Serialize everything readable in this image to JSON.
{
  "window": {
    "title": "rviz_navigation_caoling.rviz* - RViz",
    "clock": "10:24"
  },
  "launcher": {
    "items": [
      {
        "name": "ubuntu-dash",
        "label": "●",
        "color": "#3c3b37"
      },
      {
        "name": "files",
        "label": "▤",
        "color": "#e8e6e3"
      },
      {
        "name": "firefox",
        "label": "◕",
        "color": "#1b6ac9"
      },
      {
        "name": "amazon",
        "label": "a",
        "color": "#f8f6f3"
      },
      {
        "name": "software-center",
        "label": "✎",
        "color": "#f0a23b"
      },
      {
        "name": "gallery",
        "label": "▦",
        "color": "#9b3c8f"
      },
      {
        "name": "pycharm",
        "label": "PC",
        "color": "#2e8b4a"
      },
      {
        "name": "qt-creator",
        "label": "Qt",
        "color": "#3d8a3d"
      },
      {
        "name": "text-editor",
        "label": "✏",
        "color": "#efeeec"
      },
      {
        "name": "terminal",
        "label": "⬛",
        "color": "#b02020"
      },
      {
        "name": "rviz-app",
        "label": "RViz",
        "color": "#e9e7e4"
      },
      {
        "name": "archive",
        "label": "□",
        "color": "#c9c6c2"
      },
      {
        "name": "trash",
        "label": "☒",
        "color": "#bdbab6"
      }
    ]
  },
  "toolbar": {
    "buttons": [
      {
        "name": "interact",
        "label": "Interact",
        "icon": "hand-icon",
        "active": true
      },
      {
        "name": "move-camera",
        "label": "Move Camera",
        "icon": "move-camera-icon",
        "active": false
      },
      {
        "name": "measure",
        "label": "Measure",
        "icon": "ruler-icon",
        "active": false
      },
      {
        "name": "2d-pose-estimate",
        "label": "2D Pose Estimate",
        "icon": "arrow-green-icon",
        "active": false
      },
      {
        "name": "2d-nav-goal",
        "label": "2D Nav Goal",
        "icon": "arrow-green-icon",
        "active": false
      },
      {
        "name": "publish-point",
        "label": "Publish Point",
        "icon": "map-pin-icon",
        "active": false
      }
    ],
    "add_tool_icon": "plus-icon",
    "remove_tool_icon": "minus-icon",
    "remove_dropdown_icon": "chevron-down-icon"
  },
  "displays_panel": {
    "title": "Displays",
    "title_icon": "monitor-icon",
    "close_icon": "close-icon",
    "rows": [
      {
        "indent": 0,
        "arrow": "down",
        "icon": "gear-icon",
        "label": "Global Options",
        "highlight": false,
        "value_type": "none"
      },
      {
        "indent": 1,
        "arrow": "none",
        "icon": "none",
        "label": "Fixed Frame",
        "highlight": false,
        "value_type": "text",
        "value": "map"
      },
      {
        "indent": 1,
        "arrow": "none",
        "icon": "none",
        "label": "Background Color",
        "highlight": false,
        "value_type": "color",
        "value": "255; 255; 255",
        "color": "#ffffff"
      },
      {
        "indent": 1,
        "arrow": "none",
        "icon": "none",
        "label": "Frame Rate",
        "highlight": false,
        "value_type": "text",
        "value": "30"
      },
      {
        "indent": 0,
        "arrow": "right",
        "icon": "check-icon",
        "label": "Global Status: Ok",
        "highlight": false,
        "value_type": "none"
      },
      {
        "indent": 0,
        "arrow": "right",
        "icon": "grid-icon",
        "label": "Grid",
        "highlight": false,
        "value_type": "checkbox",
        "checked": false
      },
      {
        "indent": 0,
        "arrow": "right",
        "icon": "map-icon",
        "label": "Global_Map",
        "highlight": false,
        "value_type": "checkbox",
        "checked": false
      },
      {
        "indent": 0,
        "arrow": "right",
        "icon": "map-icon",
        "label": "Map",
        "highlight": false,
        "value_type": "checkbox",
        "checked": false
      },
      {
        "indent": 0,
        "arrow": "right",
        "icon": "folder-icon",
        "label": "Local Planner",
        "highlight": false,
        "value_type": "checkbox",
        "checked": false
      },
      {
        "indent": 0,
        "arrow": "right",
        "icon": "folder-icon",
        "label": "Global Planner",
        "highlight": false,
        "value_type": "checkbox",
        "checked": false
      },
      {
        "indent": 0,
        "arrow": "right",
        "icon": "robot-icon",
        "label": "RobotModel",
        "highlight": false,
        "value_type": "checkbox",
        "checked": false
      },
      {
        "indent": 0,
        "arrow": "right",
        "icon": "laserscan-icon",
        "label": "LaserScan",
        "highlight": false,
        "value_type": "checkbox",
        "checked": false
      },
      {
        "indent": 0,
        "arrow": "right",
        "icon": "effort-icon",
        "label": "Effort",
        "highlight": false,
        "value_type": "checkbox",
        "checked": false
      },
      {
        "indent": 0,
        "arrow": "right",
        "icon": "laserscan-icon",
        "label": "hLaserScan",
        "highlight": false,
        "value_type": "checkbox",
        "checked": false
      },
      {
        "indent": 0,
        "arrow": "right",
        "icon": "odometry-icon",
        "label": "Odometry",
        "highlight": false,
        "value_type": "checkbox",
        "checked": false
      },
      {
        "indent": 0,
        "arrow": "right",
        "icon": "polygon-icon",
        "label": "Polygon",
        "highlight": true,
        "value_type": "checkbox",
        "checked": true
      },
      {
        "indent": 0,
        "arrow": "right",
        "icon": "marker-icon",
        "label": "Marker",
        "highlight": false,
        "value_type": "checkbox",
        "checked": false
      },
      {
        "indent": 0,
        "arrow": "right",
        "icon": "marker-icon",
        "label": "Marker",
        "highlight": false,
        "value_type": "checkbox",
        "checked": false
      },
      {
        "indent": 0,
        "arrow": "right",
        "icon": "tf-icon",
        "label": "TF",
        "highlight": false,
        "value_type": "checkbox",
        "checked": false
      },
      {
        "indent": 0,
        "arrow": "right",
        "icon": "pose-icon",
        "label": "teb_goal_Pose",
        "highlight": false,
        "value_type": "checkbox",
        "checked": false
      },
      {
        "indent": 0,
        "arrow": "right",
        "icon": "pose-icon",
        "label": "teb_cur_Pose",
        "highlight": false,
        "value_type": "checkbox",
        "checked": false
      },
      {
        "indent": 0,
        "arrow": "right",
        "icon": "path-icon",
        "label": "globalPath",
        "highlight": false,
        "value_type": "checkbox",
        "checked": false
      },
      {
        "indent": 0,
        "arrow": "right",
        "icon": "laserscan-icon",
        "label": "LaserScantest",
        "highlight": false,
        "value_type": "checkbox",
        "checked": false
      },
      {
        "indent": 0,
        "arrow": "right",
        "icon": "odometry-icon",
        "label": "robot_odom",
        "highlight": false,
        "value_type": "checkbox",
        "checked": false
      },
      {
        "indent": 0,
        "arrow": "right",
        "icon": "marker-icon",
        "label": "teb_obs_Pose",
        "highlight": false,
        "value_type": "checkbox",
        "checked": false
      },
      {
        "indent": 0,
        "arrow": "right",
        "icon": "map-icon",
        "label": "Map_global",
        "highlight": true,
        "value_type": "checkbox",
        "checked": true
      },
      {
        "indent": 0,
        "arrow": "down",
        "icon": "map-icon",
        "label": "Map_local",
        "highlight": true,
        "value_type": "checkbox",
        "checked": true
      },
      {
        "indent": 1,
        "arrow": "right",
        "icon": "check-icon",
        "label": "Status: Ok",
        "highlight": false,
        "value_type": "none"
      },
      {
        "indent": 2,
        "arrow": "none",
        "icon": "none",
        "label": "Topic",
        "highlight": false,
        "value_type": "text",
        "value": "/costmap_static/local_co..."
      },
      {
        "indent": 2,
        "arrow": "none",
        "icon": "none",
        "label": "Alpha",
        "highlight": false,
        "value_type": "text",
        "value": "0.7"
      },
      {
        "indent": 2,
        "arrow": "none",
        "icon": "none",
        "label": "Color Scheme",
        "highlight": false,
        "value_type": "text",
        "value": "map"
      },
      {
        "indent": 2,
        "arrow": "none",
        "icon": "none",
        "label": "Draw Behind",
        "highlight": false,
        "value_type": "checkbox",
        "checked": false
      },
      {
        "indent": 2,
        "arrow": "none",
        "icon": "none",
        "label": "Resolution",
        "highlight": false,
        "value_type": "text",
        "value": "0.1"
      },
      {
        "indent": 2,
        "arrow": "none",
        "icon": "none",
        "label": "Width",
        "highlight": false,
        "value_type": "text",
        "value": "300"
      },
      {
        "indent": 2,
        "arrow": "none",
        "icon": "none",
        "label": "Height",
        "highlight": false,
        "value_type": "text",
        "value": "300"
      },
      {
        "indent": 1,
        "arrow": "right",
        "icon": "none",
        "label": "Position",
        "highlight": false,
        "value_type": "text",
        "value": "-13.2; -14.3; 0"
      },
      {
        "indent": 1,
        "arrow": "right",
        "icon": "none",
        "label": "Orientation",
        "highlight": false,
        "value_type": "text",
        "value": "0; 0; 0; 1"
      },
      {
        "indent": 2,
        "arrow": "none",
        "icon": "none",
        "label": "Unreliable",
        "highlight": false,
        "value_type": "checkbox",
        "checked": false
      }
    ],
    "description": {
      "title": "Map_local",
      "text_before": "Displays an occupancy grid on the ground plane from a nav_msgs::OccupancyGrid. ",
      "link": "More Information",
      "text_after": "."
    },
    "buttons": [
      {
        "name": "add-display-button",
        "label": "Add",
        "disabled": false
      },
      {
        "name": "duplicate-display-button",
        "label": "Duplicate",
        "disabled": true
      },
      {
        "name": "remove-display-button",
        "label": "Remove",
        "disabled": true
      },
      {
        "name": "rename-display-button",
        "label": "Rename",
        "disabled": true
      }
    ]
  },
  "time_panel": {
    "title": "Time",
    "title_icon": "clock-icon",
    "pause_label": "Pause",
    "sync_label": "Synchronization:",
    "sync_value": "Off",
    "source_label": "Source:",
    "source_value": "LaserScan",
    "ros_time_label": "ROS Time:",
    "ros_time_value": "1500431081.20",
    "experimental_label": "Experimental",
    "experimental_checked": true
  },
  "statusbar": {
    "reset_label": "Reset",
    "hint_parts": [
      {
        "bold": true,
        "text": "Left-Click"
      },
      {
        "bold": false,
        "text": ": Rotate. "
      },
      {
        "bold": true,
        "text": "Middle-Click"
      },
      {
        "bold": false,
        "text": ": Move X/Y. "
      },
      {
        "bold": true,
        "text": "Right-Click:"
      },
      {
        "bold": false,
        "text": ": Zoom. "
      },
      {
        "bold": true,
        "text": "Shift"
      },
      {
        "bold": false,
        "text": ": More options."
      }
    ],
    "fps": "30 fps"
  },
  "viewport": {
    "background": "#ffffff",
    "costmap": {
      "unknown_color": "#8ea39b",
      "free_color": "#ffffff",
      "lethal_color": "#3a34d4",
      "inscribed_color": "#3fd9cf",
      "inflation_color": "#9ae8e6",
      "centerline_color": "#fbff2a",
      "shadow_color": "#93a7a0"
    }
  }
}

Task requirements: Check each line of the entries for the string "ffffff". Copy the lines that have it.

Task result:
        "color": "#ffffff"
    "background": "#ffffff",
      "free_color": "#ffffff",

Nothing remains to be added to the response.